= YOUR GOAL =
Extract the lines that carry the string "ρ石V₁" from the listing.

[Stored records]
◇ ◇ ◇ ◇ ◇ ◇ ◇

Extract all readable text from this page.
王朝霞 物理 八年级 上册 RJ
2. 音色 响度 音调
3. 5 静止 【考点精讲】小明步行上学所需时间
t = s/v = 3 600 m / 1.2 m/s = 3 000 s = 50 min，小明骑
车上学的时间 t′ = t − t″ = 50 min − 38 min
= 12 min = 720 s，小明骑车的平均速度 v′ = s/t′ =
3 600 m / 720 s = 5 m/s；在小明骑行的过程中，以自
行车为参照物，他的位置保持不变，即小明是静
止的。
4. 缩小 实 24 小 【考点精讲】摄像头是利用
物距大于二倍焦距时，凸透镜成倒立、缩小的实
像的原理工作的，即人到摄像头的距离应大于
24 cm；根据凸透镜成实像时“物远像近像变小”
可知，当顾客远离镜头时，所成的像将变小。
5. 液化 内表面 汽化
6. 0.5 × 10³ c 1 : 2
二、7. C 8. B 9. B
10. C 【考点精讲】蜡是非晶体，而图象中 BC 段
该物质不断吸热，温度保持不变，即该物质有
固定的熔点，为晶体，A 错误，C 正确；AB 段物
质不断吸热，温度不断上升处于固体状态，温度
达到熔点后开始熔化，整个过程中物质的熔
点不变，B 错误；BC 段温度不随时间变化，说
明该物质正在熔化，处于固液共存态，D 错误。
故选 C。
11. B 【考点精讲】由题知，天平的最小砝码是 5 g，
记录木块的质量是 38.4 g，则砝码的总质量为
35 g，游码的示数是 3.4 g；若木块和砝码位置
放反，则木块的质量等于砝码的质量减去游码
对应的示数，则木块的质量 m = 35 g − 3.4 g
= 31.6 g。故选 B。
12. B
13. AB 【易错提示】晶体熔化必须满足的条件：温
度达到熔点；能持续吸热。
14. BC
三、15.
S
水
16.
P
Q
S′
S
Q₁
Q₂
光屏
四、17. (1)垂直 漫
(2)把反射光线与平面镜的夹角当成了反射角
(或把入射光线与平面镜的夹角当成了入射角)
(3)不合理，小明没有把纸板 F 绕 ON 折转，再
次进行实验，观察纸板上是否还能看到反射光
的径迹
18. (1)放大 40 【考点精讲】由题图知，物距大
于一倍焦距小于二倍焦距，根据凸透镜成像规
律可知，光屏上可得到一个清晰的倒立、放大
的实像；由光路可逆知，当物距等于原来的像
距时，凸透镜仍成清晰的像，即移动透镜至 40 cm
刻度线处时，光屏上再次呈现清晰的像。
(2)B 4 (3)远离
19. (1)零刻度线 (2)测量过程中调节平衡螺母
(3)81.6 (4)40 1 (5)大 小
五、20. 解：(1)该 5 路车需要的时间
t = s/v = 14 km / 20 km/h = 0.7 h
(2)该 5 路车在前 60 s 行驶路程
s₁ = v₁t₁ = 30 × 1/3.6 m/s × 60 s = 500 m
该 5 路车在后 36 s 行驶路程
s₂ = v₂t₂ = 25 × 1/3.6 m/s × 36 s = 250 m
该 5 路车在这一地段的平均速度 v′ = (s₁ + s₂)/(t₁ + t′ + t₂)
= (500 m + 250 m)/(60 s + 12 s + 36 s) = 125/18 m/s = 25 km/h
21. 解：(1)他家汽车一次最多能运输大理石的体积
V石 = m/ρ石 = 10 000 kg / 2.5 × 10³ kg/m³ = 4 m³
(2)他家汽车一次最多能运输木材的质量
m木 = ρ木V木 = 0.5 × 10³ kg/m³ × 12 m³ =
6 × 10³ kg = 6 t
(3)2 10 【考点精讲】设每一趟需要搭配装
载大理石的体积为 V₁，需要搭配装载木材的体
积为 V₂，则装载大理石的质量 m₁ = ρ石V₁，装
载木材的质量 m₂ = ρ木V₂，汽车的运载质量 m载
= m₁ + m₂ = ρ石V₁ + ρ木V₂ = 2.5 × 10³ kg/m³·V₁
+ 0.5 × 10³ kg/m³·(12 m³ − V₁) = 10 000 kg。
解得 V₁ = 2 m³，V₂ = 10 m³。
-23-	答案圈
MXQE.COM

◇ ◇ ◇ ◇ ◇ ◇ ◇

= SOLVED PROBLEM =
积为 V₂，则装载大理石的质量 m₁ = ρ石V₁，装
= m₁ + m₂ = ρ石V₁ + ρ木V₂ = 2.5 × 10³ kg/m³·V₁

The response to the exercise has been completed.